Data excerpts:
-=-=-
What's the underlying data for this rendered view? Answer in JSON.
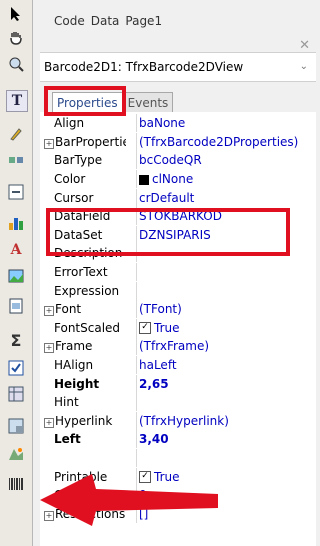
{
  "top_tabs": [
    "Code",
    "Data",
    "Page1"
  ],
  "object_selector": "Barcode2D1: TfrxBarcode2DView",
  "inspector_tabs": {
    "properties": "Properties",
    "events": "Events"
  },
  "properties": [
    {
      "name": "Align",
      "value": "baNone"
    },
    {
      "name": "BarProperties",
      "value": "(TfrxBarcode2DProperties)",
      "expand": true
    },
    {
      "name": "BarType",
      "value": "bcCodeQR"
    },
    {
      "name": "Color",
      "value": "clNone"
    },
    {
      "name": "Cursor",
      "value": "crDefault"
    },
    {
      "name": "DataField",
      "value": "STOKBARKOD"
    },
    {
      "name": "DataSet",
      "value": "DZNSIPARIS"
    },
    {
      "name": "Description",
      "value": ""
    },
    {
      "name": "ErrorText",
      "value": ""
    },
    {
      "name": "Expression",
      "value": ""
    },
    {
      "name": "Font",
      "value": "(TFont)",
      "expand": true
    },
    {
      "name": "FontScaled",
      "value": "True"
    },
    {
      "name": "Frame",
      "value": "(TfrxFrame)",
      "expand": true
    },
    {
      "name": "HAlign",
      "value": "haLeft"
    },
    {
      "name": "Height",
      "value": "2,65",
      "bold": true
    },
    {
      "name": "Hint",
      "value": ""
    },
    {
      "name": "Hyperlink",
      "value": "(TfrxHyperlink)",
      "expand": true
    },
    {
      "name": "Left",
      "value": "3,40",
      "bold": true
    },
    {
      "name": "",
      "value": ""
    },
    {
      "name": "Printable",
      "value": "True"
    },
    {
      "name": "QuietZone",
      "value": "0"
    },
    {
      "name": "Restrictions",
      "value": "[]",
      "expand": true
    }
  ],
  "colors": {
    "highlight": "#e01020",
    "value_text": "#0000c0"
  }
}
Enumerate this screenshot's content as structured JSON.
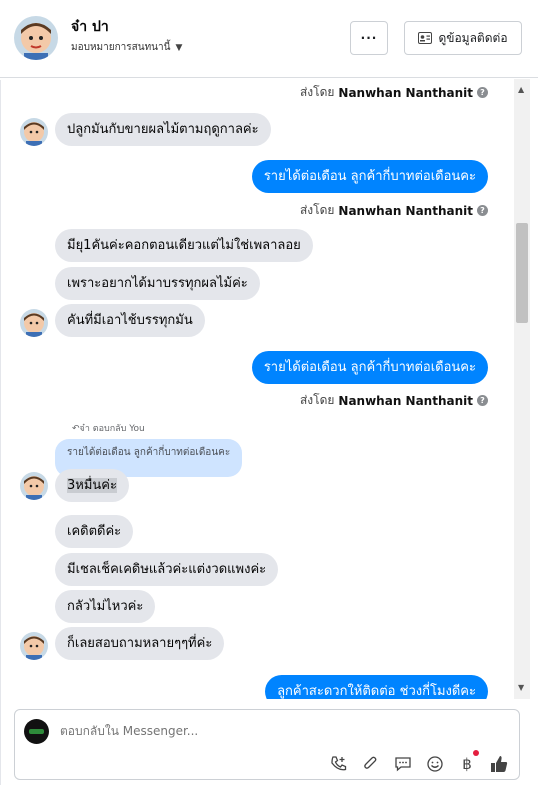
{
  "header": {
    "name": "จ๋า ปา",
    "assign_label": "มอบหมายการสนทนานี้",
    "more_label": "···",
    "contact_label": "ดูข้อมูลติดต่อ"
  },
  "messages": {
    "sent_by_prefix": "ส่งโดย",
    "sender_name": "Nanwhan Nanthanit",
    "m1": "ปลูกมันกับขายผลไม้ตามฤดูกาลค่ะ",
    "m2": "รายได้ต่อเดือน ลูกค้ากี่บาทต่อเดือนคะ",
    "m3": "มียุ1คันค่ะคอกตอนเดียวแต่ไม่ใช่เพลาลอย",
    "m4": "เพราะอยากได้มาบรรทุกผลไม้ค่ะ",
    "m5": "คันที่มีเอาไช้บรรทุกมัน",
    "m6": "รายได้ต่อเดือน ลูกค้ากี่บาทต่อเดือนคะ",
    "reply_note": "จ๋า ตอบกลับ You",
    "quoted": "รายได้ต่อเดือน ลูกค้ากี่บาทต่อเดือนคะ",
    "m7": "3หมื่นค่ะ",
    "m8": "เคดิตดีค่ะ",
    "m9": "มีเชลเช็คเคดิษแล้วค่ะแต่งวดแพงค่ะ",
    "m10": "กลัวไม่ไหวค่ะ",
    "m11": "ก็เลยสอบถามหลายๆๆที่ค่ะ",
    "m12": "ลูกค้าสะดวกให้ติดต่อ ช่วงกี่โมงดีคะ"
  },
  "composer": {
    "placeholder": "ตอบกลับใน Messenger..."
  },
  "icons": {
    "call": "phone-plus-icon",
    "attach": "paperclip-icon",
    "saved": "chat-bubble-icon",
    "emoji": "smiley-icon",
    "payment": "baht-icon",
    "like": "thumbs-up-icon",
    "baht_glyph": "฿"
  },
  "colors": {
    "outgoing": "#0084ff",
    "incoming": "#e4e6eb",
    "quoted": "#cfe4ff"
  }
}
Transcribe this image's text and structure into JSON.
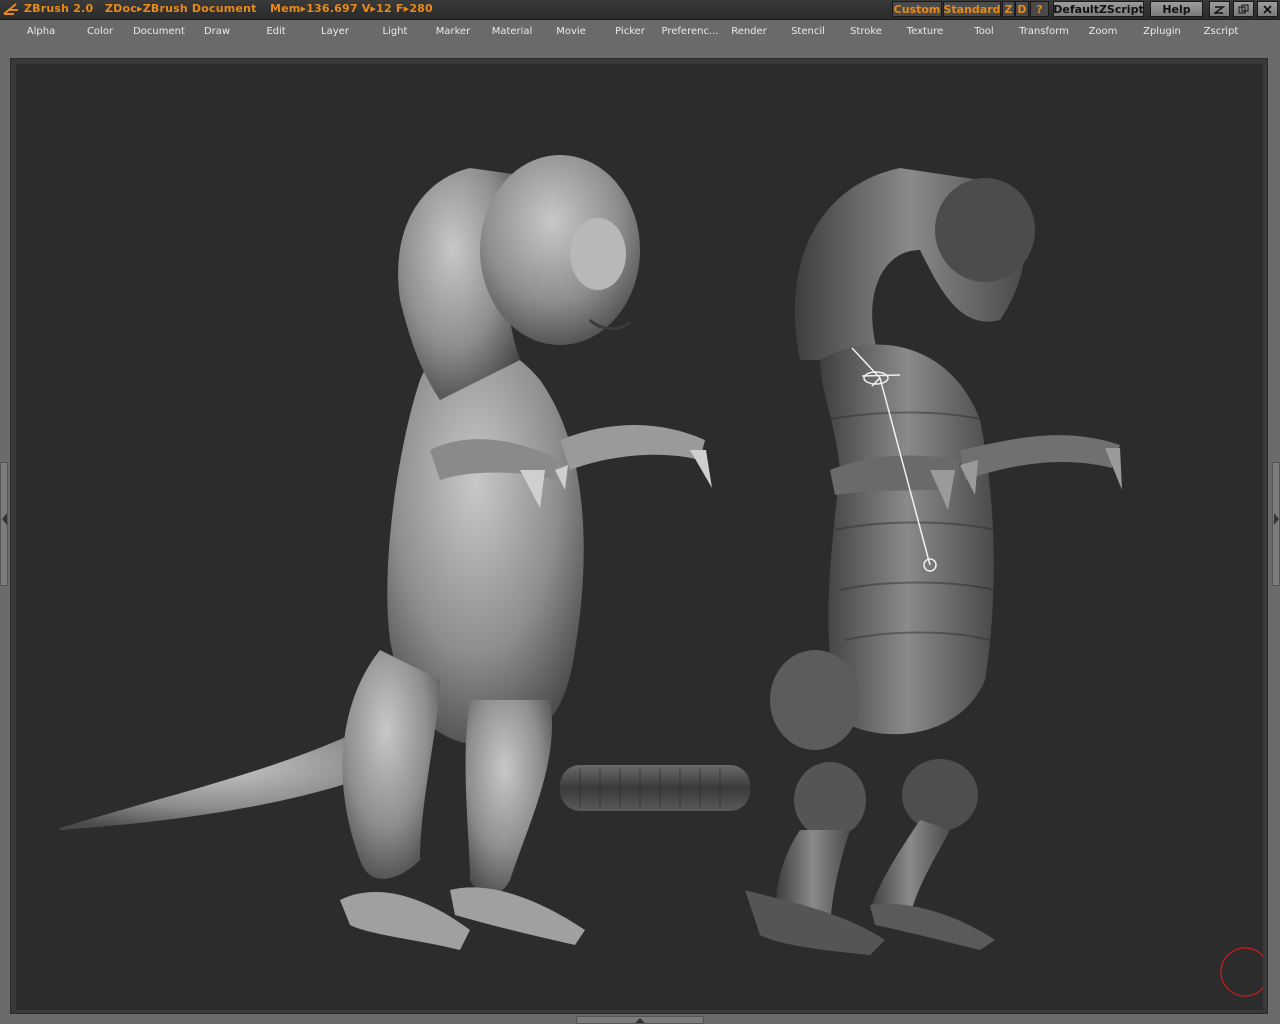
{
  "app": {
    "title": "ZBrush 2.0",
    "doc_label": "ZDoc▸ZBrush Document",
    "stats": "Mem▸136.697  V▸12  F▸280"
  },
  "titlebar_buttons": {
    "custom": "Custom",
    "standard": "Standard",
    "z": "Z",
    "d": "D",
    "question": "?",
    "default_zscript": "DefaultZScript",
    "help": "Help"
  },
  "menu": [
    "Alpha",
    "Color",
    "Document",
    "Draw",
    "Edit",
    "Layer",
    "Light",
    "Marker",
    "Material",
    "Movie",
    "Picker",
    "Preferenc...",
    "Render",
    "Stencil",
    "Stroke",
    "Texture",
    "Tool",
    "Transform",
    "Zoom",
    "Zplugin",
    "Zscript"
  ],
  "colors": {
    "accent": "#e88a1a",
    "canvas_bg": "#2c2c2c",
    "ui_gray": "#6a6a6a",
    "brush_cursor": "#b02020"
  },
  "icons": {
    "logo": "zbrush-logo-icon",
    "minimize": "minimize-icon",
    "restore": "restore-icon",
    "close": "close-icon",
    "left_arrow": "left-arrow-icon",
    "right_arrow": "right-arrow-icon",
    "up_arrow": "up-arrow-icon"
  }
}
-=-=-
Task statement
Leave out the pictures and return every record word for word.

Response
What's the underlying data for this rendered view? Answer in JSON.
{
  "top_tabs": [
    "Code",
    "Data",
    "Page1"
  ],
  "object_selector": "Barcode2D1: TfrxBarcode2DView",
  "inspector_tabs": {
    "properties": "Properties",
    "events": "Events"
  },
  "properties": [
    {
      "name": "Align",
      "value": "baNone"
    },
    {
      "name": "BarProperties",
      "value": "(TfrxBarcode2DProperties)",
      "expand": true
    },
    {
      "name": "BarType",
      "value": "bcCodeQR"
    },
    {
      "name": "Color",
      "value": "clNone"
    },
    {
      "name": "Cursor",
      "value": "crDefault"
    },
    {
      "name": "DataField",
      "value": "STOKBARKOD"
    },
    {
      "name": "DataSet",
      "value": "DZNSIPARIS"
    },
    {
      "name": "Description",
      "value": ""
    },
    {
      "name": "ErrorText",
      "value": ""
    },
    {
      "name": "Expression",
      "value": ""
    },
    {
      "name": "Font",
      "value": "(TFont)",
      "expand": true
    },
    {
      "name": "FontScaled",
      "value": "True"
    },
    {
      "name": "Frame",
      "value": "(TfrxFrame)",
      "expand": true
    },
    {
      "name": "HAlign",
      "value": "haLeft"
    },
    {
      "name": "Height",
      "value": "2,65",
      "bold": true
    },
    {
      "name": "Hint",
      "value": ""
    },
    {
      "name": "Hyperlink",
      "value": "(TfrxHyperlink)",
      "expand": true
    },
    {
      "name": "Left",
      "value": "3,40",
      "bold": true
    },
    {
      "name": "",
      "value": ""
    },
    {
      "name": "Printable",
      "value": "True"
    },
    {
      "name": "QuietZone",
      "value": "0"
    },
    {
      "name": "Restrictions",
      "value": "[]",
      "expand": true
    }
  ],
  "colors": {
    "highlight": "#e01020",
    "value_text": "#0000c0"
  }
}
Enumerate this screenshot's content as structured JSON.
{
  "header": {
    "name": "จ๋า ปา",
    "assign_label": "มอบหมายการสนทนานี้",
    "more_label": "···",
    "contact_label": "ดูข้อมูลติดต่อ"
  },
  "messages": {
    "sent_by_prefix": "ส่งโดย",
    "sender_name": "Nanwhan Nanthanit",
    "m1": "ปลูกมันกับขายผลไม้ตามฤดูกาลค่ะ",
    "m2": "รายได้ต่อเดือน ลูกค้ากี่บาทต่อเดือนคะ",
    "m3": "มียุ1คันค่ะคอกตอนเดียวแต่ไม่ใช่เพลาลอย",
    "m4": "เพราะอยากได้มาบรรทุกผลไม้ค่ะ",
    "m5": "คันที่มีเอาไช้บรรทุกมัน",
    "m6": "รายได้ต่อเดือน ลูกค้ากี่บาทต่อเดือนคะ",
    "reply_note": "จ๋า ตอบกลับ You",
    "quoted": "รายได้ต่อเดือน ลูกค้ากี่บาทต่อเดือนคะ",
    "m7": "3หมื่นค่ะ",
    "m8": "เคดิตดีค่ะ",
    "m9": "มีเชลเช็คเคดิษแล้วค่ะแต่งวดแพงค่ะ",
    "m10": "กลัวไม่ไหวค่ะ",
    "m11": "ก็เลยสอบถามหลายๆๆที่ค่ะ",
    "m12": "ลูกค้าสะดวกให้ติดต่อ ช่วงกี่โมงดีคะ"
  },
  "composer": {
    "placeholder": "ตอบกลับใน Messenger..."
  },
  "icons": {
    "call": "phone-plus-icon",
    "attach": "paperclip-icon",
    "saved": "chat-bubble-icon",
    "emoji": "smiley-icon",
    "payment": "baht-icon",
    "like": "thumbs-up-icon",
    "baht_glyph": "฿"
  },
  "colors": {
    "outgoing": "#0084ff",
    "incoming": "#e4e6eb",
    "quoted": "#cfe4ff"
  }
}
Transcribe this image's text and structure into JSON.
{
  "app": {
    "title": "ZBrush 2.0",
    "doc_label": "ZDoc▸ZBrush Document",
    "stats": "Mem▸136.697  V▸12  F▸280"
  },
  "titlebar_buttons": {
    "custom": "Custom",
    "standard": "Standard",
    "z": "Z",
    "d": "D",
    "question": "?",
    "default_zscript": "DefaultZScript",
    "help": "Help"
  },
  "menu": [
    "Alpha",
    "Color",
    "Document",
    "Draw",
    "Edit",
    "Layer",
    "Light",
    "Marker",
    "Material",
    "Movie",
    "Picker",
    "Preferenc...",
    "Render",
    "Stencil",
    "Stroke",
    "Texture",
    "Tool",
    "Transform",
    "Zoom",
    "Zplugin",
    "Zscript"
  ],
  "colors": {
    "accent": "#e88a1a",
    "canvas_bg": "#2c2c2c",
    "ui_gray": "#6a6a6a",
    "brush_cursor": "#b02020"
  },
  "icons": {
    "logo": "zbrush-logo-icon",
    "minimize": "minimize-icon",
    "restore": "restore-icon",
    "close": "close-icon",
    "left_arrow": "left-arrow-icon",
    "right_arrow": "right-arrow-icon",
    "up_arrow": "up-arrow-icon"
  }
}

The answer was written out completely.